**Written instruction**
Extract all lines that hold the string "andra".

**Raw data**
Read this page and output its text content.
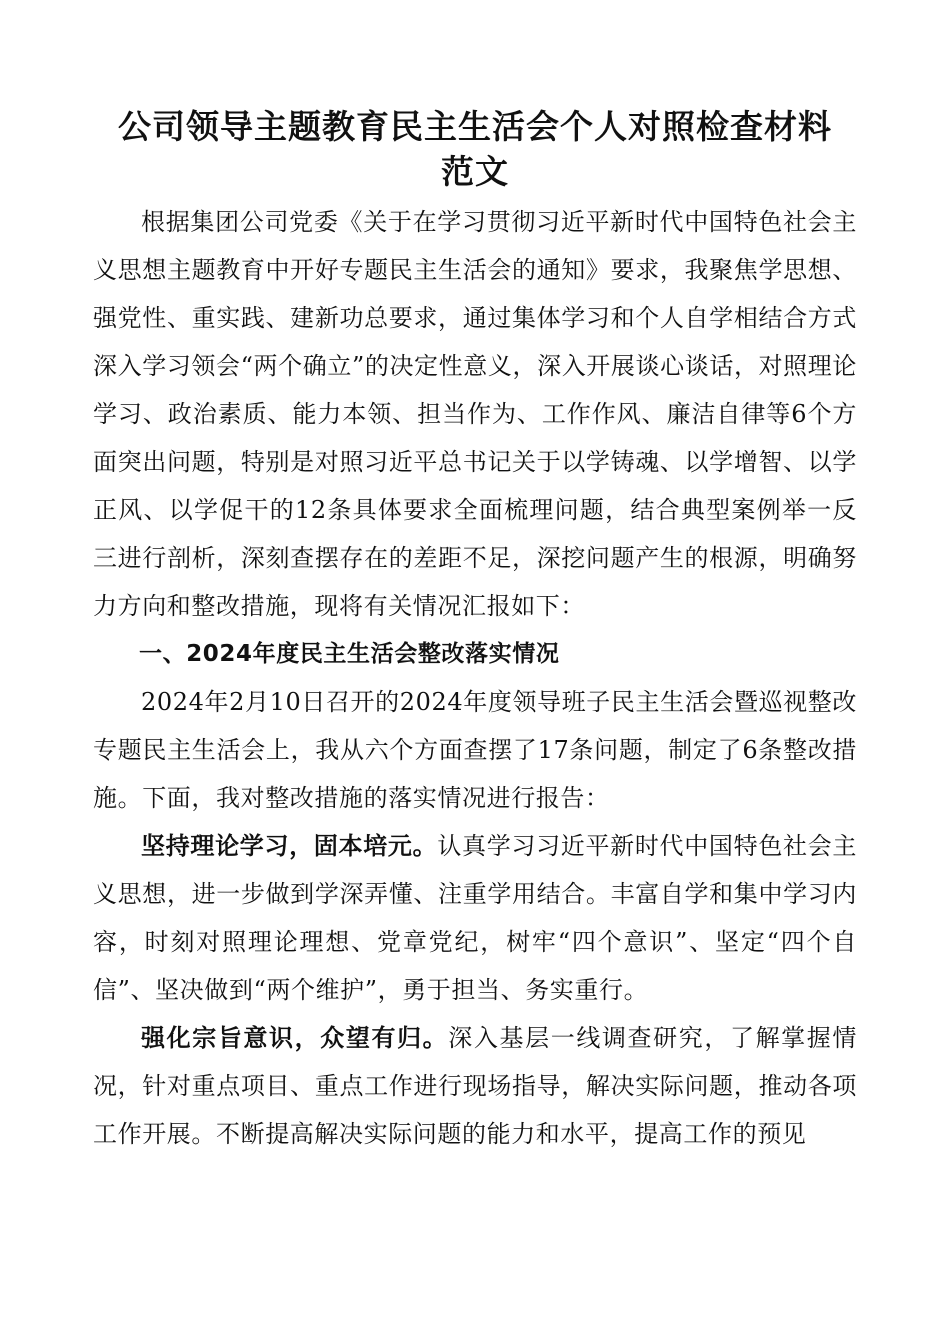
公司领导主题教育民主生活会个人对照检查材料
范文

根据集团公司党委《关于在学习贯彻习近平新时代中国特色社会主义思想主题教育中开好专题民主生活会的通知》要求，我聚焦学思想、强党性、重实践、建新功总要求，通过集体学习和个人自学相结合方式深入学习领会“两个确立”的决定性意义，深入开展谈心谈话，对照理论学习、政治素质、能力本领、担当作为、工作作风、廉洁自律等6个方面突出问题，特别是对照习近平总书记关于以学铸魂、以学增智、以学正风、以学促干的12条具体要求全面梳理问题，结合典型案例举一反三进行剖析，深刻查摆存在的差距不足，深挖问题产生的根源，明确努力方向和整改措施，现将有关情况汇报如下：

一、2024年度民主生活会整改落实情况

2024年2月10日召开的2024年度领导班子民主生活会暨巡视整改专题民主生活会上，我从六个方面查摆了17条问题，制定了6条整改措施。下面，我对整改措施的落实情况进行报告：

坚持理论学习，固本培元。认真学习习近平新时代中国特色社会主义思想，进一步做到学深弄懂、注重学用结合。丰富自学和集中学习内容，时刻对照理论理想、党章党纪，树牢“四个意识”、坚定“四个自信”、坚决做到“两个维护”，勇于担当、务实重行。

强化宗旨意识，众望有归。深入基层一线调查研究，了解掌握情况，针对重点项目、重点工作进行现场指导，解决实际问题，推动各项工作开展。不断提高解决实际问题的能力和水平，提高工作的预见
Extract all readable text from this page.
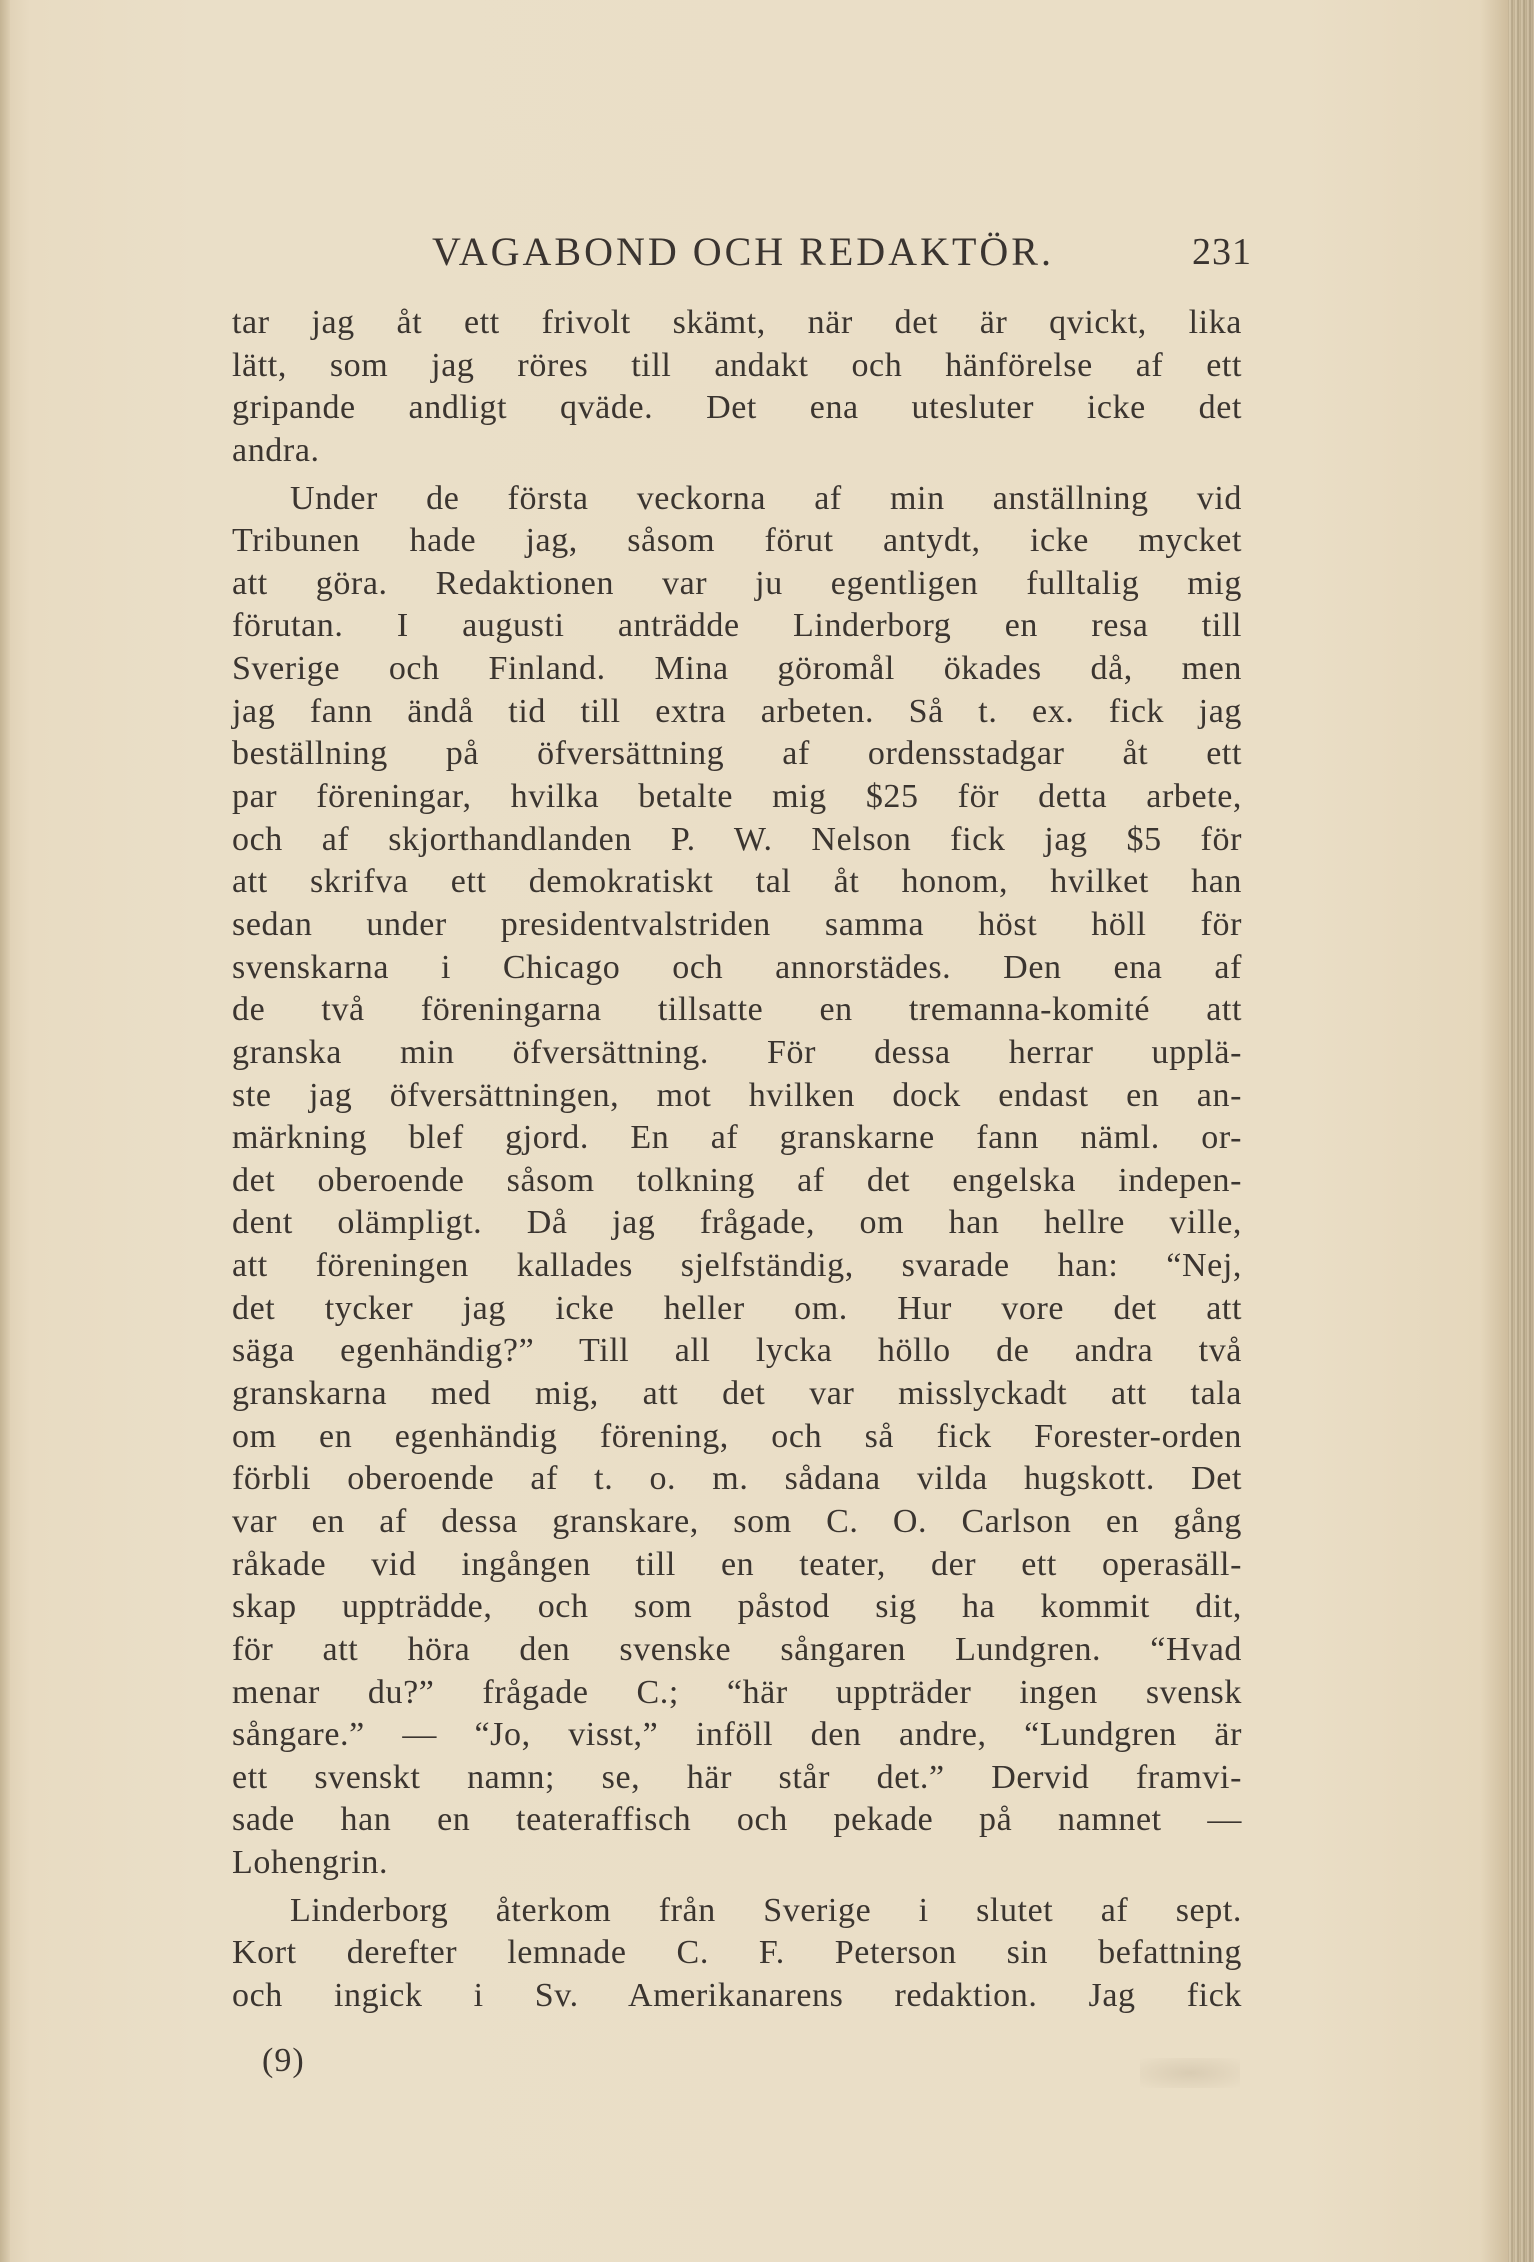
VAGABOND OCH REDAKTÖR.	231
tar jag åt ett frivolt skämt, när det är qvickt, lika
lätt, som jag röres till andakt och hänförelse af ett
gripande andligt qväde. Det ena utesluter icke det
andra.
Under de första veckorna af min anställning vid
Tribunen hade jag, såsom förut antydt, icke mycket
att göra. Redaktionen var ju egentligen fulltalig mig
förutan. I augusti anträdde Linderborg en resa till
Sverige och Finland. Mina göromål ökades då, men
jag fann ändå tid till extra arbeten. Så t. ex. fick jag
beställning på öfversättning af ordensstadgar åt ett
par föreningar, hvilka betalte mig $25 för detta arbete,
och af skjorthandlanden P. W. Nelson fick jag $5 för
att skrifva ett demokratiskt tal åt honom, hvilket han
sedan under presidentvalstriden samma höst höll för
svenskarna i Chicago och annorstädes. Den ena af
de två föreningarna tillsatte en tremanna-komité att
granska min öfversättning. För dessa herrar upplä-
ste jag öfversättningen, mot hvilken dock endast en an-
märkning blef gjord. En af granskarne fann näml. or-
det oberoende såsom tolkning af det engelska indepen-
dent olämpligt. Då jag frågade, om han hellre ville,
att föreningen kallades sjelfständig, svarade han: “Nej,
det tycker jag icke heller om. Hur vore det att
säga egenhändig?” Till all lycka höllo de andra två
granskarna med mig, att det var misslyckadt att tala
om en egenhändig förening, och så fick Forester-orden
förbli oberoende af t. o. m. sådana vilda hugskott. Det
var en af dessa granskare, som C. O. Carlson en gång
råkade vid ingången till en teater, der ett operasäll-
skap uppträdde, och som påstod sig ha kommit dit,
för att höra den svenske sångaren Lundgren. “Hvad
menar du?” frågade C.; “här uppträder ingen svensk
sångare.” — “Jo, visst,” inföll den andre, “Lundgren är
ett svenskt namn; se, här står det.” Dervid framvi-
sade han en teateraffisch och pekade på namnet —
Lohengrin.
Linderborg återkom från Sverige i slutet af sept.
Kort derefter lemnade C. F. Peterson sin befattning
och ingick i Sv. Amerikanarens redaktion. Jag fick
(9)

**Solution to this exercise**
andra.
säga egenhändig?” Till all lycka höllo de andra två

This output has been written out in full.